- The task
In the records that follow, show each line where the word "result" is present.

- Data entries

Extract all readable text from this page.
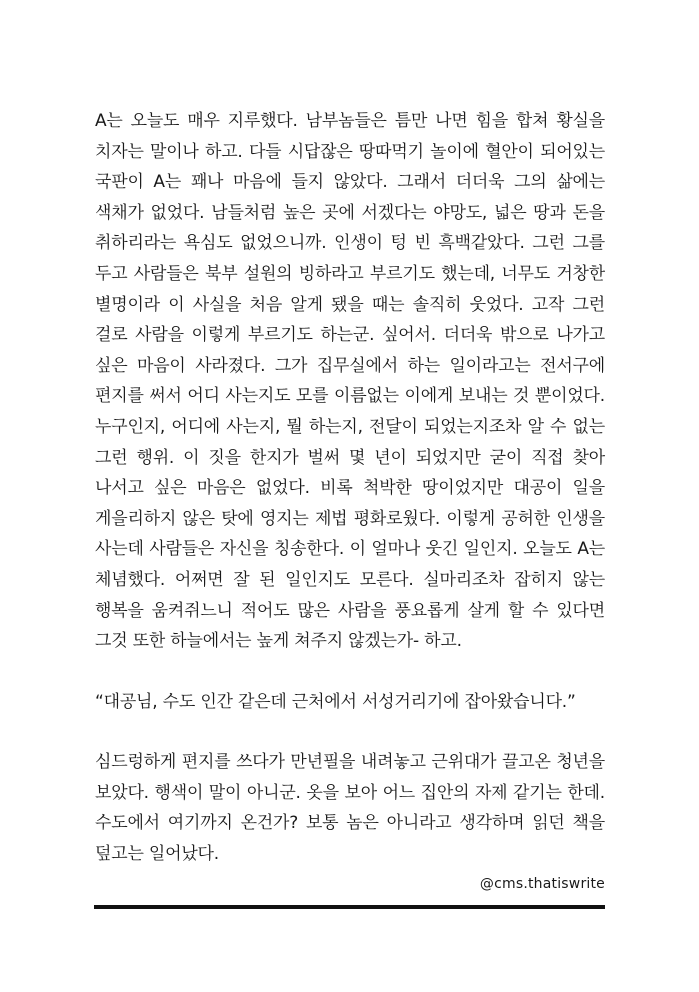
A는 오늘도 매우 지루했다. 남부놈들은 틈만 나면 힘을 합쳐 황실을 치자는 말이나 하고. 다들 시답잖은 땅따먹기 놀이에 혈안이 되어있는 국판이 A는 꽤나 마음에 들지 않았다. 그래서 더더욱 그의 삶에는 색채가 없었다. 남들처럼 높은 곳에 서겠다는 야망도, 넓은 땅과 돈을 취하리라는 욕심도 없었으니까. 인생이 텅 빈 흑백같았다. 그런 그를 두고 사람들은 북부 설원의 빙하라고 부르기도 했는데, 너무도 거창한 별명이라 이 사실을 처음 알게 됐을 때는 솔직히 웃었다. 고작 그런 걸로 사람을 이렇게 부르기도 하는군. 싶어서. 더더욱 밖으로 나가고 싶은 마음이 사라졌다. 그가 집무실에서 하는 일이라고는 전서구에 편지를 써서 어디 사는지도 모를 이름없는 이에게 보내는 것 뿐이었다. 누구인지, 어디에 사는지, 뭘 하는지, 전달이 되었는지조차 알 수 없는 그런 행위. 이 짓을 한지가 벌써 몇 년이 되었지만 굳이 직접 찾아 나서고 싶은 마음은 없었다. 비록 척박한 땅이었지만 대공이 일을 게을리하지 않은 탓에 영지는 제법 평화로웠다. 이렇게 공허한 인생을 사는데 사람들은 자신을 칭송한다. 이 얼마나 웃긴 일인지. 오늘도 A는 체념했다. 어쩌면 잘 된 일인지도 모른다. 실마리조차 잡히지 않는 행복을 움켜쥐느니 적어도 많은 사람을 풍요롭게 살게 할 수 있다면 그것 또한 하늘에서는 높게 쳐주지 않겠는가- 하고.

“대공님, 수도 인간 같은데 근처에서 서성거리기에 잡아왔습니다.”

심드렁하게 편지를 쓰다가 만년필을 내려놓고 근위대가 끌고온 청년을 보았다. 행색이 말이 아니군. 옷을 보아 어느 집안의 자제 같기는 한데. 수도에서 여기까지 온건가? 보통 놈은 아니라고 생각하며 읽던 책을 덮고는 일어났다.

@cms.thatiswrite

==

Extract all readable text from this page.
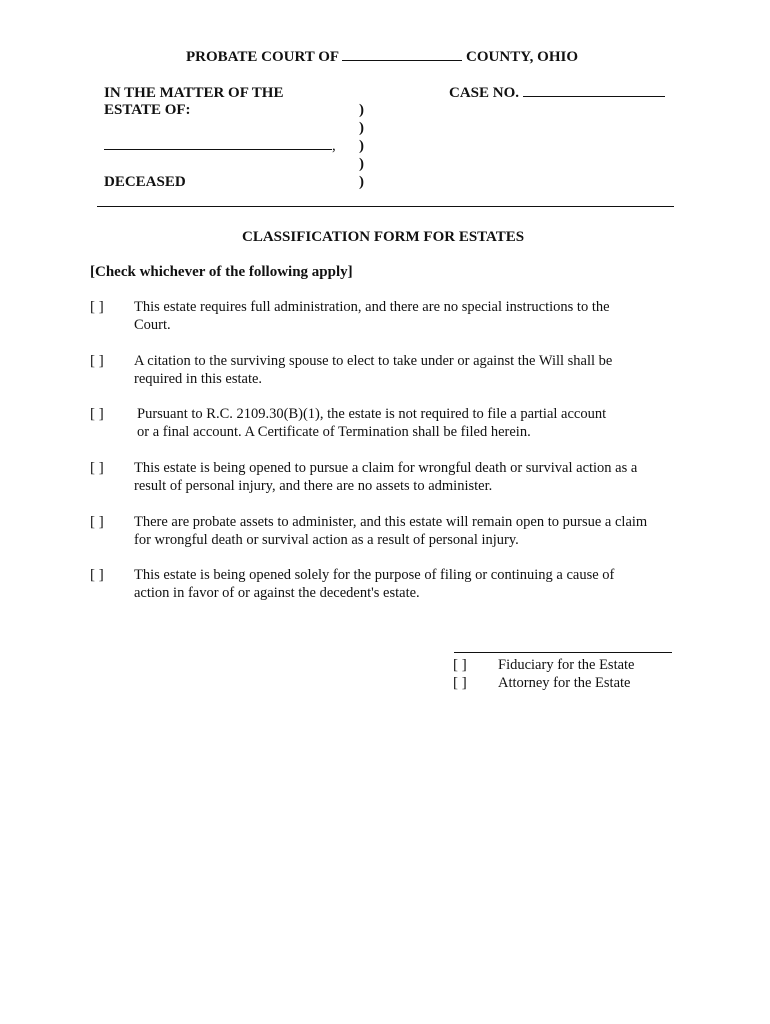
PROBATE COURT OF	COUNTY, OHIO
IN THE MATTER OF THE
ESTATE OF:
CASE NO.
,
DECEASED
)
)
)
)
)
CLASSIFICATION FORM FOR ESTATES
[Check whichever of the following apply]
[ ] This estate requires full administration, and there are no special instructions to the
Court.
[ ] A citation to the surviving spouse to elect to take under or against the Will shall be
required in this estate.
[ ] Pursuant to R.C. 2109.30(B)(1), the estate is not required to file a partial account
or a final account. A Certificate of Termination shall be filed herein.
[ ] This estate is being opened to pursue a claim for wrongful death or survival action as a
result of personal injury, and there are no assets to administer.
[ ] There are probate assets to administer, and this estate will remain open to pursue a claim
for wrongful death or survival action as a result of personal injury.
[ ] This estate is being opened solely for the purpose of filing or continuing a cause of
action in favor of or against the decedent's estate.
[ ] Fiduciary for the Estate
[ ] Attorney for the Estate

- Exercise answer
result of personal injury, and there are no assets to administer.
for wrongful death or survival action as a result of personal injury.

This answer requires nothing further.